(Dataset rows)
<<<<

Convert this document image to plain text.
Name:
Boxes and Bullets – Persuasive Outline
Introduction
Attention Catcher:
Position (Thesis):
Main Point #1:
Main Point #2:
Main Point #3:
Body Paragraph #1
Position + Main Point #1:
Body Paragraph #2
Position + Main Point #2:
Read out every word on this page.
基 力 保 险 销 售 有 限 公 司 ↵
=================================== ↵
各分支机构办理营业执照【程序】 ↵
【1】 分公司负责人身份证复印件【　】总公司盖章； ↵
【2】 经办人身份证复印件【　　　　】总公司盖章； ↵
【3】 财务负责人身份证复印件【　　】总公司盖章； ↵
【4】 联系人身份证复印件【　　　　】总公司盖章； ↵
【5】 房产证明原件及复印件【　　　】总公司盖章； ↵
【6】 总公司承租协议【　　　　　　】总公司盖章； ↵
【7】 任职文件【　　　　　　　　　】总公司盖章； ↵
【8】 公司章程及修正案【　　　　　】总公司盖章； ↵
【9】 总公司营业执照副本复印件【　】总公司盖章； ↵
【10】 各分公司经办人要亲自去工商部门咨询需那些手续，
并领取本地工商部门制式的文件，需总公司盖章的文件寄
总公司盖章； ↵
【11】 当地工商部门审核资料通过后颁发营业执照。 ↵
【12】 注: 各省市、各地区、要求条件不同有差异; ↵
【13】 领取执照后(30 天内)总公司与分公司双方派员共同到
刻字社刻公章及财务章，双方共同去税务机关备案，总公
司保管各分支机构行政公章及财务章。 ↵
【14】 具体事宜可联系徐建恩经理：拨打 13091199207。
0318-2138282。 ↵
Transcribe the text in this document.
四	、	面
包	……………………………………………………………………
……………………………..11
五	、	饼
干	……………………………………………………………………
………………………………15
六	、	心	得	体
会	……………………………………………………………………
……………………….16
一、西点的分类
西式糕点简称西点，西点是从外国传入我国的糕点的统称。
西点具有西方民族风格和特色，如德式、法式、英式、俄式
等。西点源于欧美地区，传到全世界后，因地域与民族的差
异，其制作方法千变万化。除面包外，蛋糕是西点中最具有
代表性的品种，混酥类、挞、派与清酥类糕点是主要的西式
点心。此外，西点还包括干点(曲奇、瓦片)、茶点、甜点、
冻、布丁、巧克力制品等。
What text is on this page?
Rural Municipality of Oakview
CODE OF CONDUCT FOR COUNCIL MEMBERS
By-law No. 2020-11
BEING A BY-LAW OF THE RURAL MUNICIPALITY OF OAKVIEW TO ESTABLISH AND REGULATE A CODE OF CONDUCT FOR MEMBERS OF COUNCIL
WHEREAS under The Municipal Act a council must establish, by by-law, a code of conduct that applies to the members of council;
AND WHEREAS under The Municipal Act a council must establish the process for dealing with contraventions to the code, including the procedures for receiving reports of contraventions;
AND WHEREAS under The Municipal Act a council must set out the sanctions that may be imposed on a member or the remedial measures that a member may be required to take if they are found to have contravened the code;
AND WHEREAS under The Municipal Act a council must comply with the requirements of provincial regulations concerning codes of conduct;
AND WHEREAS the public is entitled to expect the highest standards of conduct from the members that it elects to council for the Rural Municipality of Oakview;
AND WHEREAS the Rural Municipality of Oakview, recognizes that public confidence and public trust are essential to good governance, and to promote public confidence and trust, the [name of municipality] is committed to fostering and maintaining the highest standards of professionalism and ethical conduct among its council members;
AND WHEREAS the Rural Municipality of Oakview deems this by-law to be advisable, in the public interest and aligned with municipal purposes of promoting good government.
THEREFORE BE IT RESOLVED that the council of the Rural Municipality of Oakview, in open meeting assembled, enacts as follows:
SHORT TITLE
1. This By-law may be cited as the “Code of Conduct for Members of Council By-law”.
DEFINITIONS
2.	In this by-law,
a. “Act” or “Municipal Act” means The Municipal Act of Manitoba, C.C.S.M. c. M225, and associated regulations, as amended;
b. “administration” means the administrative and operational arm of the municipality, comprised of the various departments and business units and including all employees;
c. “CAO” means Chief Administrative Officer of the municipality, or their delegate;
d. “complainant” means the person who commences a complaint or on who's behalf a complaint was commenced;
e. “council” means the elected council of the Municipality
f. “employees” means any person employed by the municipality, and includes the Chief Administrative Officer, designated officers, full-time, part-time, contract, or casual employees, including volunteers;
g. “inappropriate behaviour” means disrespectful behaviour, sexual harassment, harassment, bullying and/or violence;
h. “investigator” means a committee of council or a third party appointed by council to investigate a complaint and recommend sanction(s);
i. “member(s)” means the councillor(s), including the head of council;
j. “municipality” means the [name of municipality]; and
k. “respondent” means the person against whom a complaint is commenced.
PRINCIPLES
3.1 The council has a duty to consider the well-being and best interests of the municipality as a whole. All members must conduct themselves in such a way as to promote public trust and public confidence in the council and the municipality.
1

>>>>

• [What to do] Each line of the listing above should be output exactly.

• [The answer]
Convert this document image to plain text.
Name:
Boxes and Bullets – Persuasive Outline
Introduction
Attention Catcher:
Position (Thesis):
Main Point #1:
Main Point #2:
Main Point #3:
Body Paragraph #1
Position + Main Point #1:
Body Paragraph #2
Position + Main Point #2:
Read out every word on this page.
基 力 保 险 销 售 有 限 公 司 ↵
=================================== ↵
各分支机构办理营业执照【程序】 ↵
【1】 分公司负责人身份证复印件【　】总公司盖章； ↵
【2】 经办人身份证复印件【　　　　】总公司盖章； ↵
【3】 财务负责人身份证复印件【　　】总公司盖章； ↵
【4】 联系人身份证复印件【　　　　】总公司盖章； ↵
【5】 房产证明原件及复印件【　　　】总公司盖章； ↵
【6】 总公司承租协议【　　　　　　】总公司盖章； ↵
【7】 任职文件【　　　　　　　　　】总公司盖章； ↵
【8】 公司章程及修正案【　　　　　】总公司盖章； ↵
【9】 总公司营业执照副本复印件【　】总公司盖章； ↵
【10】 各分公司经办人要亲自去工商部门咨询需那些手续，
并领取本地工商部门制式的文件，需总公司盖章的文件寄
总公司盖章； ↵
【11】 当地工商部门审核资料通过后颁发营业执照。 ↵
【12】 注: 各省市、各地区、要求条件不同有差异; ↵
【13】 领取执照后(30 天内)总公司与分公司双方派员共同到
刻字社刻公章及财务章，双方共同去税务机关备案，总公
司保管各分支机构行政公章及财务章。 ↵
【14】 具体事宜可联系徐建恩经理：拨打 13091199207。
0318-2138282。 ↵
Transcribe the text in this document.
四	、	面
包	……………………………………………………………………
……………………………..11
五	、	饼
干	……………………………………………………………………
………………………………15
六	、	心	得	体
会	……………………………………………………………………
……………………….16
一、西点的分类
西式糕点简称西点，西点是从外国传入我国的糕点的统称。
西点具有西方民族风格和特色，如德式、法式、英式、俄式
等。西点源于欧美地区，传到全世界后，因地域与民族的差
异，其制作方法千变万化。除面包外，蛋糕是西点中最具有
代表性的品种，混酥类、挞、派与清酥类糕点是主要的西式
点心。此外，西点还包括干点(曲奇、瓦片)、茶点、甜点、
冻、布丁、巧克力制品等。
What text is on this page?
Rural Municipality of Oakview
CODE OF CONDUCT FOR COUNCIL MEMBERS
By-law No. 2020-11
BEING A BY-LAW OF THE RURAL MUNICIPALITY OF OAKVIEW TO ESTABLISH AND REGULATE A CODE OF CONDUCT FOR MEMBERS OF COUNCIL
WHEREAS under The Municipal Act a council must establish, by by-law, a code of conduct that applies to the members of council;
AND WHEREAS under The Municipal Act a council must establish the process for dealing with contraventions to the code, including the procedures for receiving reports of contraventions;
AND WHEREAS under The Municipal Act a council must set out the sanctions that may be imposed on a member or the remedial measures that a member may be required to take if they are found to have contravened the code;
AND WHEREAS under The Municipal Act a council must comply with the requirements of provincial regulations concerning codes of conduct;
AND WHEREAS the public is entitled to expect the highest standards of conduct from the members that it elects to council for the Rural Municipality of Oakview;
AND WHEREAS the Rural Municipality of Oakview, recognizes that public confidence and public trust are essential to good governance, and to promote public confidence and trust, the [name of municipality] is committed to fostering and maintaining the highest standards of professionalism and ethical conduct among its council members;
AND WHEREAS the Rural Municipality of Oakview deems this by-law to be advisable, in the public interest and aligned with municipal purposes of promoting good government.
THEREFORE BE IT RESOLVED that the council of the Rural Municipality of Oakview, in open meeting assembled, enacts as follows:
SHORT TITLE
1. This By-law may be cited as the “Code of Conduct for Members of Council By-law”.
DEFINITIONS
2.	In this by-law,
a. “Act” or “Municipal Act” means The Municipal Act of Manitoba, C.C.S.M. c. M225, and associated regulations, as amended;
b. “administration” means the administrative and operational arm of the municipality, comprised of the various departments and business units and including all employees;
c. “CAO” means Chief Administrative Officer of the municipality, or their delegate;
d. “complainant” means the person who commences a complaint or on who's behalf a complaint was commenced;
e. “council” means the elected council of the Municipality
f. “employees” means any person employed by the municipality, and includes the Chief Administrative Officer, designated officers, full-time, part-time, contract, or casual employees, including volunteers;
g. “inappropriate behaviour” means disrespectful behaviour, sexual harassment, harassment, bullying and/or violence;
h. “investigator” means a committee of council or a third party appointed by council to investigate a complaint and recommend sanction(s);
i. “member(s)” means the councillor(s), including the head of council;
j. “municipality” means the [name of municipality]; and
k. “respondent” means the person against whom a complaint is commenced.
PRINCIPLES
3.1 The council has a duty to consider the well-being and best interests of the municipality as a whole. All members must conduct themselves in such a way as to promote public trust and public confidence in the council and the municipality.
1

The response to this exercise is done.